→ **Entries**:
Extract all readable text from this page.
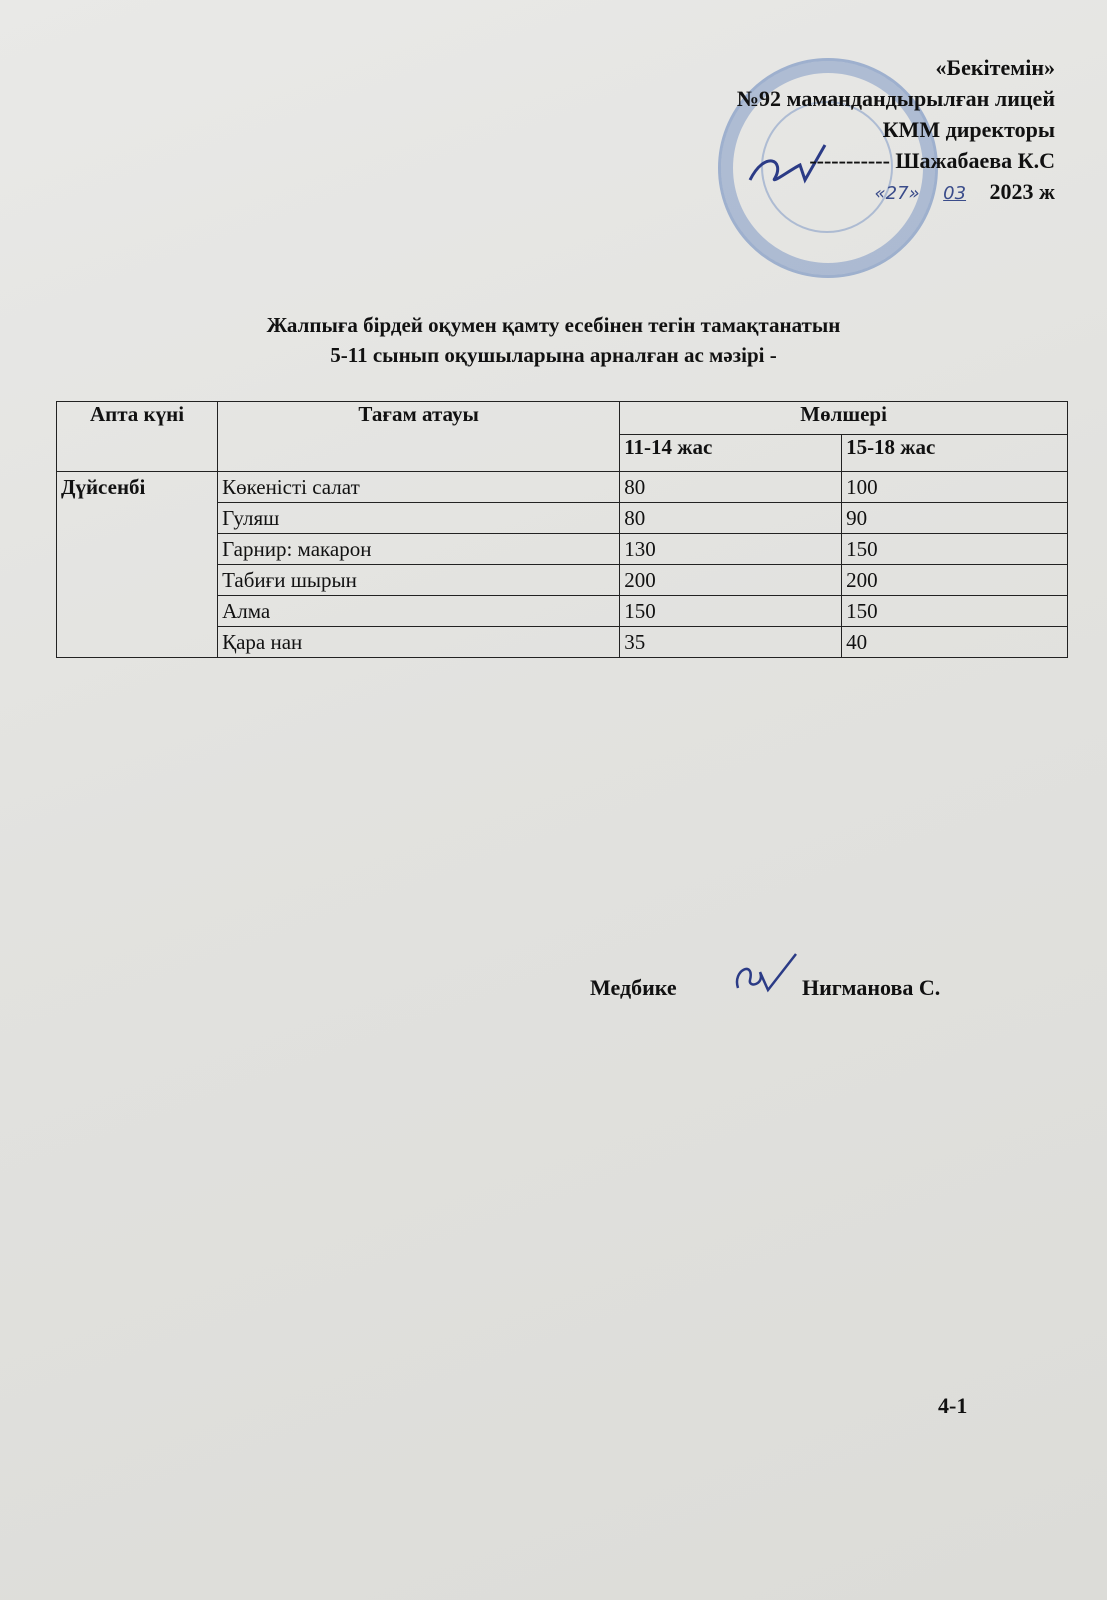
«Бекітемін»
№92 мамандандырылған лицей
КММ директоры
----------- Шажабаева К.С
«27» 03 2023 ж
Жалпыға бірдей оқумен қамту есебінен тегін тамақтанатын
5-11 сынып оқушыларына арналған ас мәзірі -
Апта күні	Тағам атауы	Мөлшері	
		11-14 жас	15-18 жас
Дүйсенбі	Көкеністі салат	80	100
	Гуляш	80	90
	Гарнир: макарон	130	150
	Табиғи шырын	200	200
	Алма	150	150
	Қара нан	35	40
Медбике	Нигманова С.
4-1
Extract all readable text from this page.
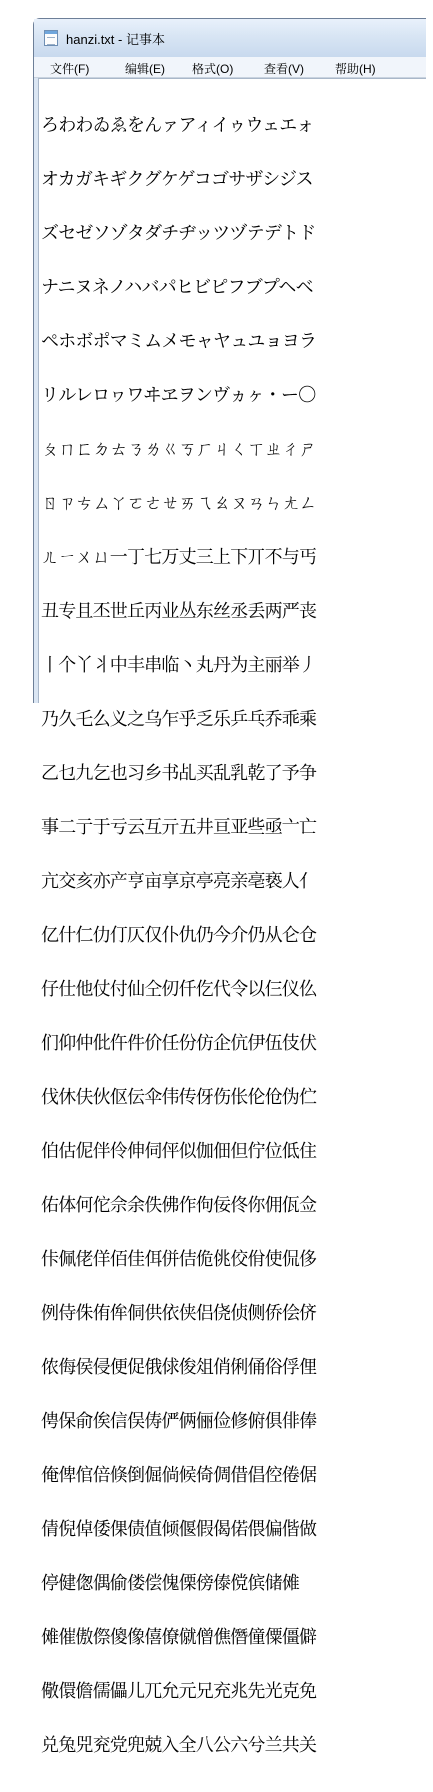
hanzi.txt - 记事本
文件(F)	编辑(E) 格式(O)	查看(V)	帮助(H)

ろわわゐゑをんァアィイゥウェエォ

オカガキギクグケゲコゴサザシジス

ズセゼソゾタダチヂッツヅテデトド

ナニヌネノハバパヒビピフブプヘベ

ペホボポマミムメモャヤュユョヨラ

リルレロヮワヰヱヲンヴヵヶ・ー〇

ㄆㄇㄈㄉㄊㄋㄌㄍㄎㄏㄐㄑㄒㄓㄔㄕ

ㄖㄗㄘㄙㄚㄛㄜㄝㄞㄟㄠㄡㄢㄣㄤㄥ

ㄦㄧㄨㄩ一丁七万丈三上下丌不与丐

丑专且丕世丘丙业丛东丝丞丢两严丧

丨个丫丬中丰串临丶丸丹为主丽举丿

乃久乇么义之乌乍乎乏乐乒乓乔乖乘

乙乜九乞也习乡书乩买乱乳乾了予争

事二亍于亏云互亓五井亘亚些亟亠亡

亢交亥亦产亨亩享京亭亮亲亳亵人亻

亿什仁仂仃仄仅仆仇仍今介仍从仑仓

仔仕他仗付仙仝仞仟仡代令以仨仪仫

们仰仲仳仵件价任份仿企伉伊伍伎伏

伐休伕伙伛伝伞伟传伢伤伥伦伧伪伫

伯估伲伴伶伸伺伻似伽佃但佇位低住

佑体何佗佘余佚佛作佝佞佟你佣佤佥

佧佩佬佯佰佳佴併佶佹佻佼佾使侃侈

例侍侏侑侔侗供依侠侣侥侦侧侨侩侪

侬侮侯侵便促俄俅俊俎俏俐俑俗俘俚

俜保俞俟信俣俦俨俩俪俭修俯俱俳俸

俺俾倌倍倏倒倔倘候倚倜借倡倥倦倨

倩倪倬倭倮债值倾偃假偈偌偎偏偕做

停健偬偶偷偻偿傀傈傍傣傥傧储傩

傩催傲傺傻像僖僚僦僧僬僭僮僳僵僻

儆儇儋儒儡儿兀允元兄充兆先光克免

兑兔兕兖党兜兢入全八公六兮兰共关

→ **Challenge**: Retype the whole listing, keeping every line identical and omitting all pictures.

→ **Solution for this exercise**:
Extract all readable text from this page.
«Бекітемін»
№92 мамандандырылған лицей
КММ директоры
----------- Шажабаева К.С
«27» 03 2023 ж
Жалпыға бірдей оқумен қамту есебінен тегін тамақтанатын
5-11 сынып оқушыларына арналған ас мәзірі -
Апта күні	Тағам атауы	Мөлшері	
		11-14 жас	15-18 жас
Дүйсенбі	Көкеністі салат	80	100
	Гуляш	80	90
	Гарнир: макарон	130	150
	Табиғи шырын	200	200
	Алма	150	150
	Қара нан	35	40
Медбике	Нигманова С.
4-1
Extract all readable text from this page.
hanzi.txt - 记事本
文件(F)	编辑(E) 格式(O)	查看(V)	帮助(H)

ろわわゐゑをんァアィイゥウェエォ

オカガキギクグケゲコゴサザシジス

ズセゼソゾタダチヂッツヅテデトド

ナニヌネノハバパヒビピフブプヘベ

ペホボポマミムメモャヤュユョヨラ

リルレロヮワヰヱヲンヴヵヶ・ー〇

ㄆㄇㄈㄉㄊㄋㄌㄍㄎㄏㄐㄑㄒㄓㄔㄕ

ㄖㄗㄘㄙㄚㄛㄜㄝㄞㄟㄠㄡㄢㄣㄤㄥ

ㄦㄧㄨㄩ一丁七万丈三上下丌不与丐

丑专且丕世丘丙业丛东丝丞丢两严丧

丨个丫丬中丰串临丶丸丹为主丽举丿

乃久乇么义之乌乍乎乏乐乒乓乔乖乘

乙乜九乞也习乡书乩买乱乳乾了予争

事二亍于亏云互亓五井亘亚些亟亠亡

亢交亥亦产亨亩享京亭亮亲亳亵人亻

亿什仁仂仃仄仅仆仇仍今介仍从仑仓

仔仕他仗付仙仝仞仟仡代令以仨仪仫

们仰仲仳仵件价任份仿企伉伊伍伎伏

伐休伕伙伛伝伞伟传伢伤伥伦伧伪伫

伯估伲伴伶伸伺伻似伽佃但佇位低住

佑体何佗佘余佚佛作佝佞佟你佣佤佥

佧佩佬佯佰佳佴併佶佹佻佼佾使侃侈

例侍侏侑侔侗供依侠侣侥侦侧侨侩侪

侬侮侯侵便促俄俅俊俎俏俐俑俗俘俚

俜保俞俟信俣俦俨俩俪俭修俯俱俳俸

俺俾倌倍倏倒倔倘候倚倜借倡倥倦倨

倩倪倬倭倮债值倾偃假偈偌偎偏偕做

停健偬偶偷偻偿傀傈傍傣傥傧储傩

傩催傲傺傻像僖僚僦僧僬僭僮僳僵僻

儆儇儋儒儡儿兀允元兄充兆先光克免

兑兔兕兖党兜兢入全八公六兮兰共关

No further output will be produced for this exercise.